*Task requirements:*
What is needed is an exact copy of the entries below, from the line that contains "Output the text content of this document." through the final line, both included, and nothing else.

====== Material shown

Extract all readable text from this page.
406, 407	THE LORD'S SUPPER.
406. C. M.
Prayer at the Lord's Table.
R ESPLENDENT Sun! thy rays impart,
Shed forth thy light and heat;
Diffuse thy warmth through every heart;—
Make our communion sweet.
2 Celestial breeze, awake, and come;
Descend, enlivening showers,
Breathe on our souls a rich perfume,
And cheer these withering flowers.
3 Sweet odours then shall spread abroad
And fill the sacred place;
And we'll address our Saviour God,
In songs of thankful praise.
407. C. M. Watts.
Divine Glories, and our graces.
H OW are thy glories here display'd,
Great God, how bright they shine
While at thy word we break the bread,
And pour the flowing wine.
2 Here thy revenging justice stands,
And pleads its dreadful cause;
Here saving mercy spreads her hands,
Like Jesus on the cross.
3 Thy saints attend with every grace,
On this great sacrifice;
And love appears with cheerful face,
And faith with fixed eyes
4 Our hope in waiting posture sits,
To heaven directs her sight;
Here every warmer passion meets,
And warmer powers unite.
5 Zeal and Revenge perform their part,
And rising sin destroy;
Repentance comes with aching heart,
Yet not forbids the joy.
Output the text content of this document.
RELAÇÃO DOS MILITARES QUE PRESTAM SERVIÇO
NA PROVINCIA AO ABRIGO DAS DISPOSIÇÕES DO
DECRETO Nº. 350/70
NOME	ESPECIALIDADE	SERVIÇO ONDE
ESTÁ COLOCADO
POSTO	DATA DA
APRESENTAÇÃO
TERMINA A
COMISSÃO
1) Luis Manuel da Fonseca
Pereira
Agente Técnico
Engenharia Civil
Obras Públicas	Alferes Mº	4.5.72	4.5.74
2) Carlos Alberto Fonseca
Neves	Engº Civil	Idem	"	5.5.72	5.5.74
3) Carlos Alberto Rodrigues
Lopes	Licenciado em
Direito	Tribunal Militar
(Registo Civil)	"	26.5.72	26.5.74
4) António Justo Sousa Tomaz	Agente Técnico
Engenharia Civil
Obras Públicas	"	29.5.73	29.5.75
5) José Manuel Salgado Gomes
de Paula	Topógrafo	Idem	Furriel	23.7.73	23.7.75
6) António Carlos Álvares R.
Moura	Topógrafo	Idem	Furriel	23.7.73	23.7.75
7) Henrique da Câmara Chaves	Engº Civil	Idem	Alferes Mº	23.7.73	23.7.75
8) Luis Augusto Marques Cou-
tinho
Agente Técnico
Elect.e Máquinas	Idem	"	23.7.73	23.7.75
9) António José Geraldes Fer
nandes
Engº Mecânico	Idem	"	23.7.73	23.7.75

============

*Response to this task:*
Output the text content of this document.
RELAÇÃO DOS MILITARES QUE PRESTAM SERVIÇO
NA PROVINCIA AO ABRIGO DAS DISPOSIÇÕES DO
DECRETO Nº. 350/70
NOME	ESPECIALIDADE	SERVIÇO ONDE
ESTÁ COLOCADO
POSTO	DATA DA
APRESENTAÇÃO
TERMINA A
COMISSÃO
1) Luis Manuel da Fonseca
Pereira
Agente Técnico
Engenharia Civil
Obras Públicas	Alferes Mº	4.5.72	4.5.74
2) Carlos Alberto Fonseca
Neves	Engº Civil	Idem	"	5.5.72	5.5.74
3) Carlos Alberto Rodrigues
Lopes	Licenciado em
Direito	Tribunal Militar
(Registo Civil)	"	26.5.72	26.5.74
4) António Justo Sousa Tomaz	Agente Técnico
Engenharia Civil
Obras Públicas	"	29.5.73	29.5.75
5) José Manuel Salgado Gomes
de Paula	Topógrafo	Idem	Furriel	23.7.73	23.7.75
6) António Carlos Álvares R.
Moura	Topógrafo	Idem	Furriel	23.7.73	23.7.75
7) Henrique da Câmara Chaves	Engº Civil	Idem	Alferes Mº	23.7.73	23.7.75
8) Luis Augusto Marques Cou-
tinho
Agente Técnico
Elect.e Máquinas	Idem	"	23.7.73	23.7.75
9) António José Geraldes Fer
nandes
Engº Mecânico	Idem	"	23.7.73	23.7.75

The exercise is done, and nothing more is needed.